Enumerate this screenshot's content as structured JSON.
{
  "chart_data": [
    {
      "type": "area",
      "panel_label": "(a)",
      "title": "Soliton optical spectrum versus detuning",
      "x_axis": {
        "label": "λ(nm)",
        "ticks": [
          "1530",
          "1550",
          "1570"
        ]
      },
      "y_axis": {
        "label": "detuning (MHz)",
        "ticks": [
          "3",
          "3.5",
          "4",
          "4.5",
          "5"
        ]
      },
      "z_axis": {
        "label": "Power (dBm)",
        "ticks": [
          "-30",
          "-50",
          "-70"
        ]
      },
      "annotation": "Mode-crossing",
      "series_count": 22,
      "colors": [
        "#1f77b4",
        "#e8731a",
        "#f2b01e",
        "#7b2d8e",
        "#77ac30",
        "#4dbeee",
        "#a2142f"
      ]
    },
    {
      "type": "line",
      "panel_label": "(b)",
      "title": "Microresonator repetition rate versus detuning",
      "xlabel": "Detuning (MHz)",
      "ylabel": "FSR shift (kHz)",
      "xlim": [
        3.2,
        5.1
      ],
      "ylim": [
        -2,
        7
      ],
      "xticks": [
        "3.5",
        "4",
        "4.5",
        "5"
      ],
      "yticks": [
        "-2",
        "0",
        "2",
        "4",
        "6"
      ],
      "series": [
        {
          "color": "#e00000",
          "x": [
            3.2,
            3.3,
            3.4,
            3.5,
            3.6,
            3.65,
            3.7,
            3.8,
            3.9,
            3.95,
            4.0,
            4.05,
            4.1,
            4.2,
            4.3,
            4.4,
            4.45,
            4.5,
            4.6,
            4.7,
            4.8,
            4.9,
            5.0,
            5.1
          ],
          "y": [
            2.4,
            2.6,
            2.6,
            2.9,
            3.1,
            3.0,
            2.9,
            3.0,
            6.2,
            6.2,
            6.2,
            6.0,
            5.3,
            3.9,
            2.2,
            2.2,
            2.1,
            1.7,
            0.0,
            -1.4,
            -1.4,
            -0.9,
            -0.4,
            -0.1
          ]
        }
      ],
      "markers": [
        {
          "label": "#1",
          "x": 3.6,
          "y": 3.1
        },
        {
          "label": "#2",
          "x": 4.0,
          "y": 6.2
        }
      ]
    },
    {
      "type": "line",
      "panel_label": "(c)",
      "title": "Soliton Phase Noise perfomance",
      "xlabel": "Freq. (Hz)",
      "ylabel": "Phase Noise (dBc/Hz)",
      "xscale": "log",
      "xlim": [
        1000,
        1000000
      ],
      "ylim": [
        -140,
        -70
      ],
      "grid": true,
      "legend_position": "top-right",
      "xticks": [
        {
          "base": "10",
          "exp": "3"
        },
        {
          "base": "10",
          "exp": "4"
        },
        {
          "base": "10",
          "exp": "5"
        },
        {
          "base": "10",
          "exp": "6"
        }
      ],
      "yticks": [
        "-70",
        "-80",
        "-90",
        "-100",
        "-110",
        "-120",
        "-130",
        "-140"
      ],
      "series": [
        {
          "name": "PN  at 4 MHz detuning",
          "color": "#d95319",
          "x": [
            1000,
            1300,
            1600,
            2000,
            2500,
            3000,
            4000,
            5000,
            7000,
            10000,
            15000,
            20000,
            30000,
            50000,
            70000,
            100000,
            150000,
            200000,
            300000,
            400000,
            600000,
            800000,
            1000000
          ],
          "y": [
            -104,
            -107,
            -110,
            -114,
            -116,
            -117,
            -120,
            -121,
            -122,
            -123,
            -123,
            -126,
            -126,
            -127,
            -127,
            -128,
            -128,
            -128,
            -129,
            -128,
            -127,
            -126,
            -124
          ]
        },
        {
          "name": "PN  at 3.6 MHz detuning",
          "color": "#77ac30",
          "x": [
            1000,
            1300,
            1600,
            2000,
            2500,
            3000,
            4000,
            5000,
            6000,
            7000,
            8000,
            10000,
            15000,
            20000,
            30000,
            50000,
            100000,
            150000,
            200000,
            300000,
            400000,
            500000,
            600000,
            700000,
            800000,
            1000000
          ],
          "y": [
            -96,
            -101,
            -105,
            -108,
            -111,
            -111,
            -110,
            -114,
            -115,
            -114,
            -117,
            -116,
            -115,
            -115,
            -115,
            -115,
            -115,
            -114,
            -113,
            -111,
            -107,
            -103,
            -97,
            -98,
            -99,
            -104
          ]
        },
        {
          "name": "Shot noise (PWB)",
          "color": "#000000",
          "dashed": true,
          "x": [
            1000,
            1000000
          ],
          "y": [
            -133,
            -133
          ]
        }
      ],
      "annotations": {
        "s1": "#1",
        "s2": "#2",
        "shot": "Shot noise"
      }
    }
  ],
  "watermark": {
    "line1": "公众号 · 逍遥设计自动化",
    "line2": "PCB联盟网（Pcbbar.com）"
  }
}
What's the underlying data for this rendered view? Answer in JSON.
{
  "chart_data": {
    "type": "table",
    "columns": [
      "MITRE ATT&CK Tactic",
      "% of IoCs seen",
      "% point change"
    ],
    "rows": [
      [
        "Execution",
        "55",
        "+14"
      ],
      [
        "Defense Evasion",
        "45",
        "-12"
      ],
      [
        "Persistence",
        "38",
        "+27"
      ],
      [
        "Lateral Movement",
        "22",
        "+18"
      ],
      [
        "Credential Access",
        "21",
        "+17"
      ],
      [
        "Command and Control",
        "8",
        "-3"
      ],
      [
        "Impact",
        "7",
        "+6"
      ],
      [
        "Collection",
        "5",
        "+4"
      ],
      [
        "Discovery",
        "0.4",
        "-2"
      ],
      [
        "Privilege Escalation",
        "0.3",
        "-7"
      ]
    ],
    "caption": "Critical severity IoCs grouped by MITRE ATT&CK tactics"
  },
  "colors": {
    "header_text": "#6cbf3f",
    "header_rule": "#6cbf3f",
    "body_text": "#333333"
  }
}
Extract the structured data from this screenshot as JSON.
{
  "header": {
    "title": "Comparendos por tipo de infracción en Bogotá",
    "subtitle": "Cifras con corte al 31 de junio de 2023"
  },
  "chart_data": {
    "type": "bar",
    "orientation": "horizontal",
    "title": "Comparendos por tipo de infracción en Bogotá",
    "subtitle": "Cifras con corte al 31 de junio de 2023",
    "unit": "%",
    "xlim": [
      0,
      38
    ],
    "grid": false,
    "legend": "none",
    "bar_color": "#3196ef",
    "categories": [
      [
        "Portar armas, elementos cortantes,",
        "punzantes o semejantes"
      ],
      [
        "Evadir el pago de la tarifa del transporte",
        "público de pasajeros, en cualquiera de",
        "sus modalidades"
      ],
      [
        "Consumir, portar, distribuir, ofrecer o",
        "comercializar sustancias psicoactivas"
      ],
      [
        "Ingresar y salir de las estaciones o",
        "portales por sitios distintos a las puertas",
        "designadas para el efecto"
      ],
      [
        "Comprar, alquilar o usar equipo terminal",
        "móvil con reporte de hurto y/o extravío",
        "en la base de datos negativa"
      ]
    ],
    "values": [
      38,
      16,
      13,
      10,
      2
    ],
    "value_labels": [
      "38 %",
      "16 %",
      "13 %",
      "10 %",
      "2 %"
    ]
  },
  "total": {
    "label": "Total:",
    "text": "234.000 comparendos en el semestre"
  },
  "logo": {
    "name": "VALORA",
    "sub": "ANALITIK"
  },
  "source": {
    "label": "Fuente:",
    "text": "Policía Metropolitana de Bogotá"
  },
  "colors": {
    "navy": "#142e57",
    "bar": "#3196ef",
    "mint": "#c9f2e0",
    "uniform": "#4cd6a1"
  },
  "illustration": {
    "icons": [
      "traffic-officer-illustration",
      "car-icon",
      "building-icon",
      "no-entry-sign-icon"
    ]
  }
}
--------
* TO BE DONE *
Write out every line of the material again, exactly as it reads.

* ANSWER TO THE EXERCISE *
Enumerate this screenshot's content as structured JSON.
{
  "chart_data": [
    {
      "type": "area",
      "panel_label": "(a)",
      "title": "Soliton optical spectrum versus detuning",
      "x_axis": {
        "label": "λ(nm)",
        "ticks": [
          "1530",
          "1550",
          "1570"
        ]
      },
      "y_axis": {
        "label": "detuning (MHz)",
        "ticks": [
          "3",
          "3.5",
          "4",
          "4.5",
          "5"
        ]
      },
      "z_axis": {
        "label": "Power (dBm)",
        "ticks": [
          "-30",
          "-50",
          "-70"
        ]
      },
      "annotation": "Mode-crossing",
      "series_count": 22,
      "colors": [
        "#1f77b4",
        "#e8731a",
        "#f2b01e",
        "#7b2d8e",
        "#77ac30",
        "#4dbeee",
        "#a2142f"
      ]
    },
    {
      "type": "line",
      "panel_label": "(b)",
      "title": "Microresonator repetition rate versus detuning",
      "xlabel": "Detuning (MHz)",
      "ylabel": "FSR shift (kHz)",
      "xlim": [
        3.2,
        5.1
      ],
      "ylim": [
        -2,
        7
      ],
      "xticks": [
        "3.5",
        "4",
        "4.5",
        "5"
      ],
      "yticks": [
        "-2",
        "0",
        "2",
        "4",
        "6"
      ],
      "series": [
        {
          "color": "#e00000",
          "x": [
            3.2,
            3.3,
            3.4,
            3.5,
            3.6,
            3.65,
            3.7,
            3.8,
            3.9,
            3.95,
            4.0,
            4.05,
            4.1,
            4.2,
            4.3,
            4.4,
            4.45,
            4.5,
            4.6,
            4.7,
            4.8,
            4.9,
            5.0,
            5.1
          ],
          "y": [
            2.4,
            2.6,
            2.6,
            2.9,
            3.1,
            3.0,
            2.9,
            3.0,
            6.2,
            6.2,
            6.2,
            6.0,
            5.3,
            3.9,
            2.2,
            2.2,
            2.1,
            1.7,
            0.0,
            -1.4,
            -1.4,
            -0.9,
            -0.4,
            -0.1
          ]
        }
      ],
      "markers": [
        {
          "label": "#1",
          "x": 3.6,
          "y": 3.1
        },
        {
          "label": "#2",
          "x": 4.0,
          "y": 6.2
        }
      ]
    },
    {
      "type": "line",
      "panel_label": "(c)",
      "title": "Soliton Phase Noise perfomance",
      "xlabel": "Freq. (Hz)",
      "ylabel": "Phase Noise (dBc/Hz)",
      "xscale": "log",
      "xlim": [
        1000,
        1000000
      ],
      "ylim": [
        -140,
        -70
      ],
      "grid": true,
      "legend_position": "top-right",
      "xticks": [
        {
          "base": "10",
          "exp": "3"
        },
        {
          "base": "10",
          "exp": "4"
        },
        {
          "base": "10",
          "exp": "5"
        },
        {
          "base": "10",
          "exp": "6"
        }
      ],
      "yticks": [
        "-70",
        "-80",
        "-90",
        "-100",
        "-110",
        "-120",
        "-130",
        "-140"
      ],
      "series": [
        {
          "name": "PN  at 4 MHz detuning",
          "color": "#d95319",
          "x": [
            1000,
            1300,
            1600,
            2000,
            2500,
            3000,
            4000,
            5000,
            7000,
            10000,
            15000,
            20000,
            30000,
            50000,
            70000,
            100000,
            150000,
            200000,
            300000,
            400000,
            600000,
            800000,
            1000000
          ],
          "y": [
            -104,
            -107,
            -110,
            -114,
            -116,
            -117,
            -120,
            -121,
            -122,
            -123,
            -123,
            -126,
            -126,
            -127,
            -127,
            -128,
            -128,
            -128,
            -129,
            -128,
            -127,
            -126,
            -124
          ]
        },
        {
          "name": "PN  at 3.6 MHz detuning",
          "color": "#77ac30",
          "x": [
            1000,
            1300,
            1600,
            2000,
            2500,
            3000,
            4000,
            5000,
            6000,
            7000,
            8000,
            10000,
            15000,
            20000,
            30000,
            50000,
            100000,
            150000,
            200000,
            300000,
            400000,
            500000,
            600000,
            700000,
            800000,
            1000000
          ],
          "y": [
            -96,
            -101,
            -105,
            -108,
            -111,
            -111,
            -110,
            -114,
            -115,
            -114,
            -117,
            -116,
            -115,
            -115,
            -115,
            -115,
            -115,
            -114,
            -113,
            -111,
            -107,
            -103,
            -97,
            -98,
            -99,
            -104
          ]
        },
        {
          "name": "Shot noise (PWB)",
          "color": "#000000",
          "dashed": true,
          "x": [
            1000,
            1000000
          ],
          "y": [
            -133,
            -133
          ]
        }
      ],
      "annotations": {
        "s1": "#1",
        "s2": "#2",
        "shot": "Shot noise"
      }
    }
  ],
  "watermark": {
    "line1": "公众号 · 逍遥设计自动化",
    "line2": "PCB联盟网（Pcbbar.com）"
  }
}
What's the underlying data for this rendered view? Answer in JSON.
{
  "chart_data": {
    "type": "table",
    "columns": [
      "MITRE ATT&CK Tactic",
      "% of IoCs seen",
      "% point change"
    ],
    "rows": [
      [
        "Execution",
        "55",
        "+14"
      ],
      [
        "Defense Evasion",
        "45",
        "-12"
      ],
      [
        "Persistence",
        "38",
        "+27"
      ],
      [
        "Lateral Movement",
        "22",
        "+18"
      ],
      [
        "Credential Access",
        "21",
        "+17"
      ],
      [
        "Command and Control",
        "8",
        "-3"
      ],
      [
        "Impact",
        "7",
        "+6"
      ],
      [
        "Collection",
        "5",
        "+4"
      ],
      [
        "Discovery",
        "0.4",
        "-2"
      ],
      [
        "Privilege Escalation",
        "0.3",
        "-7"
      ]
    ],
    "caption": "Critical severity IoCs grouped by MITRE ATT&CK tactics"
  },
  "colors": {
    "header_text": "#6cbf3f",
    "header_rule": "#6cbf3f",
    "body_text": "#333333"
  }
}
Extract the structured data from this screenshot as JSON.
{
  "header": {
    "title": "Comparendos por tipo de infracción en Bogotá",
    "subtitle": "Cifras con corte al 31 de junio de 2023"
  },
  "chart_data": {
    "type": "bar",
    "orientation": "horizontal",
    "title": "Comparendos por tipo de infracción en Bogotá",
    "subtitle": "Cifras con corte al 31 de junio de 2023",
    "unit": "%",
    "xlim": [
      0,
      38
    ],
    "grid": false,
    "legend": "none",
    "bar_color": "#3196ef",
    "categories": [
      [
        "Portar armas, elementos cortantes,",
        "punzantes o semejantes"
      ],
      [
        "Evadir el pago de la tarifa del transporte",
        "público de pasajeros, en cualquiera de",
        "sus modalidades"
      ],
      [
        "Consumir, portar, distribuir, ofrecer o",
        "comercializar sustancias psicoactivas"
      ],
      [
        "Ingresar y salir de las estaciones o",
        "portales por sitios distintos a las puertas",
        "designadas para el efecto"
      ],
      [
        "Comprar, alquilar o usar equipo terminal",
        "móvil con reporte de hurto y/o extravío",
        "en la base de datos negativa"
      ]
    ],
    "values": [
      38,
      16,
      13,
      10,
      2
    ],
    "value_labels": [
      "38 %",
      "16 %",
      "13 %",
      "10 %",
      "2 %"
    ]
  },
  "total": {
    "label": "Total:",
    "text": "234.000 comparendos en el semestre"
  },
  "logo": {
    "name": "VALORA",
    "sub": "ANALITIK"
  },
  "source": {
    "label": "Fuente:",
    "text": "Policía Metropolitana de Bogotá"
  },
  "colors": {
    "navy": "#142e57",
    "bar": "#3196ef",
    "mint": "#c9f2e0",
    "uniform": "#4cd6a1"
  },
  "illustration": {
    "icons": [
      "traffic-officer-illustration",
      "car-icon",
      "building-icon",
      "no-entry-sign-icon"
    ]
  }
}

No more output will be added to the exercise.